- _WHAT YOU ARE ASKED TO DO_: Identify every line containing the word "true" and reproduce each one.

--------------------------------

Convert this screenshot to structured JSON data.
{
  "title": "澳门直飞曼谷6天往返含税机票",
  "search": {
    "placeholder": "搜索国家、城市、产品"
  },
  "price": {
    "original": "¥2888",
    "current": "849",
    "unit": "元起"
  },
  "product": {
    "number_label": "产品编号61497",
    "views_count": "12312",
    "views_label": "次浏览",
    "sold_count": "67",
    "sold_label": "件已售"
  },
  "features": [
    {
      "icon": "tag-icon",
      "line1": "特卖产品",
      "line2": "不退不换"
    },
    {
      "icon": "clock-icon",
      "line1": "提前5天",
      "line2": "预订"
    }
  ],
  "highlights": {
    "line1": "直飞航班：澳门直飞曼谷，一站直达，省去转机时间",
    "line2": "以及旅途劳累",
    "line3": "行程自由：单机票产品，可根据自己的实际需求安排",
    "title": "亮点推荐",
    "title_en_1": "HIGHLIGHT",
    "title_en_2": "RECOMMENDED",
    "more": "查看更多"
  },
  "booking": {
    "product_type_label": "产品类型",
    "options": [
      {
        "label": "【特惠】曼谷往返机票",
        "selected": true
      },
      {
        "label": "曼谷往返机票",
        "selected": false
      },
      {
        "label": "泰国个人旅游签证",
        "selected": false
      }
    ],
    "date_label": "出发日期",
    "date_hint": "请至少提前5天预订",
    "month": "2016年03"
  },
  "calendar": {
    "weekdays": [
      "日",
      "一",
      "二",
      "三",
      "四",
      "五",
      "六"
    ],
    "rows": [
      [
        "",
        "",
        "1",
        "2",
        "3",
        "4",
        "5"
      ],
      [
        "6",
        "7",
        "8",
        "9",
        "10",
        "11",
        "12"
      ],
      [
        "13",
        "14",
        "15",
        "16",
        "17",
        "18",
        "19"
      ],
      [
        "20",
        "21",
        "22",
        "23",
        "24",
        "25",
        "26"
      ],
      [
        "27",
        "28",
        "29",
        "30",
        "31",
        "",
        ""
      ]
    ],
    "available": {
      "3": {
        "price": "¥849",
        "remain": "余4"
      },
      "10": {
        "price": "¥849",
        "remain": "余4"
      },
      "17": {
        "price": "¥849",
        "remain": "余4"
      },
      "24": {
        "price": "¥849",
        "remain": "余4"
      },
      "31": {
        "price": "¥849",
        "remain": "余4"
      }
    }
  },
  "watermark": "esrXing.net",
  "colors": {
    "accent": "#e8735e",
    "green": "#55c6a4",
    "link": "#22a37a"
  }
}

--------------------------------

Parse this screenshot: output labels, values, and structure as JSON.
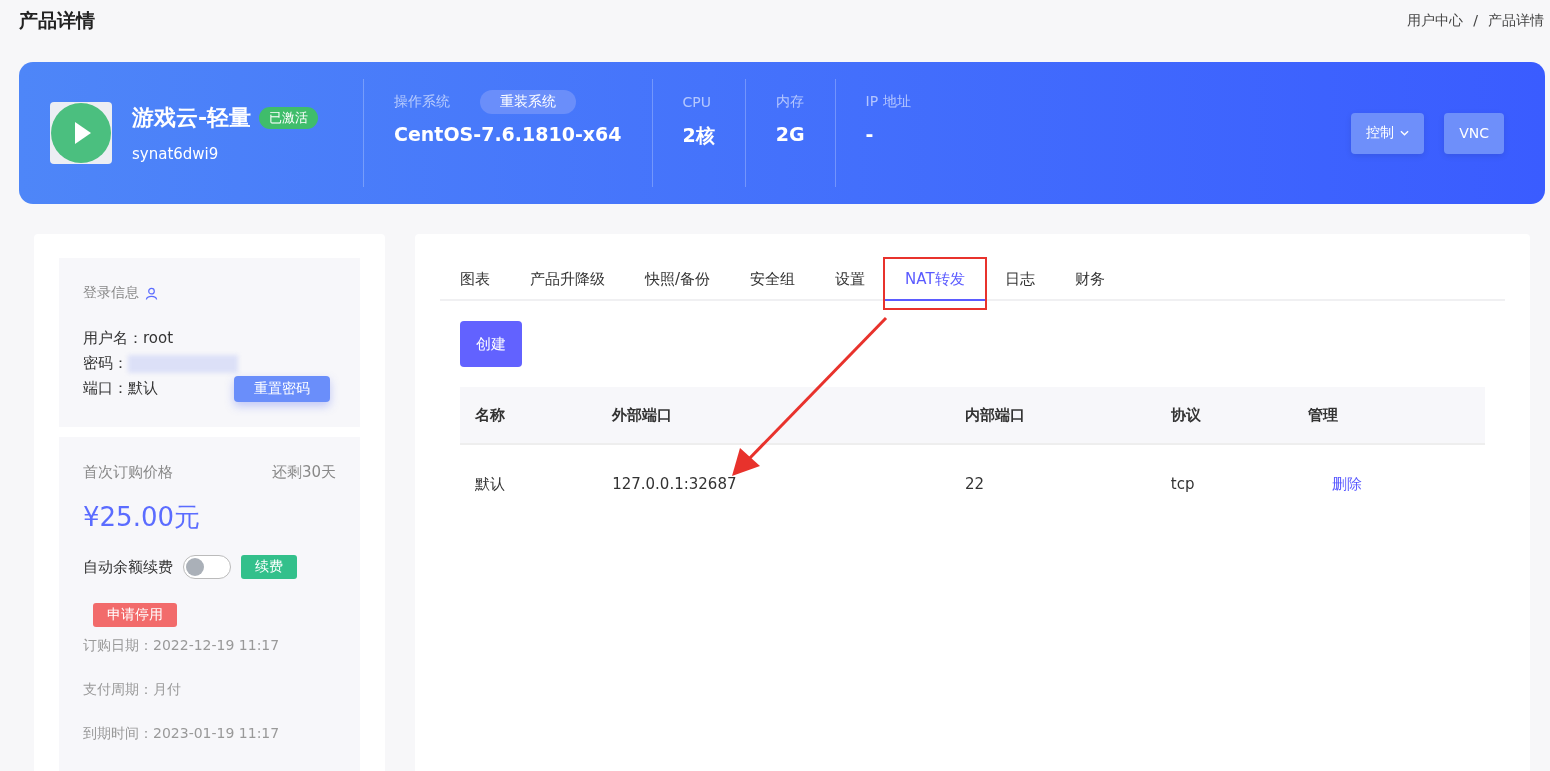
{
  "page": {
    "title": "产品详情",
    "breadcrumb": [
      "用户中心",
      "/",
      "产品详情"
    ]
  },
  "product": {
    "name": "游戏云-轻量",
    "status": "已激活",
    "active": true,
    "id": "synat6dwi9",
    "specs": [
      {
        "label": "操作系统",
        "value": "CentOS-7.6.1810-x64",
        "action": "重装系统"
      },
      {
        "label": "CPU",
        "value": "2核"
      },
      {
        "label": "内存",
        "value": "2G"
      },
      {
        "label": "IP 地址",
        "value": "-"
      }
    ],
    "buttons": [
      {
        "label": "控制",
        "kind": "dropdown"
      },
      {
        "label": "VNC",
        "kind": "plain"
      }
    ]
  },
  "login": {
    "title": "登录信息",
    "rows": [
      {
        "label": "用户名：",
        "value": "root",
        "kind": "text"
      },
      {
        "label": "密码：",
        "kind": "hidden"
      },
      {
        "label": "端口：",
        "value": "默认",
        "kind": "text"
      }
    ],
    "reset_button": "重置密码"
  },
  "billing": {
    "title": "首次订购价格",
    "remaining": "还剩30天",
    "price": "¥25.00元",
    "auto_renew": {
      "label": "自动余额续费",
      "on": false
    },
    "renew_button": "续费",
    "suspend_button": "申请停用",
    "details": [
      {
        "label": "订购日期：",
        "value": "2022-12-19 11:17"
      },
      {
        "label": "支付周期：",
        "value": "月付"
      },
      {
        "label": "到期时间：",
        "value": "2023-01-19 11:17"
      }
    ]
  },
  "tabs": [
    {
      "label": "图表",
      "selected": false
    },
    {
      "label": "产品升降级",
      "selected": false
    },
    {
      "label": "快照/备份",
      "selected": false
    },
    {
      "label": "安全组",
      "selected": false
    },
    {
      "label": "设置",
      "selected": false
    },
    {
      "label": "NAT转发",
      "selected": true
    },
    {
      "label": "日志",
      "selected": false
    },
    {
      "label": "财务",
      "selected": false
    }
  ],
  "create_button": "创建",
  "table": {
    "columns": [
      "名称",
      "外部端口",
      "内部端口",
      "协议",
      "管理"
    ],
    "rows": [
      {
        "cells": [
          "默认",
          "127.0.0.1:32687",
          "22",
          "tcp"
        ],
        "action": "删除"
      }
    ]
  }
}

--------------------------------

- _ANSWER TO THIS TASK_:
        "selected": true
    "active": true,
      "selected": true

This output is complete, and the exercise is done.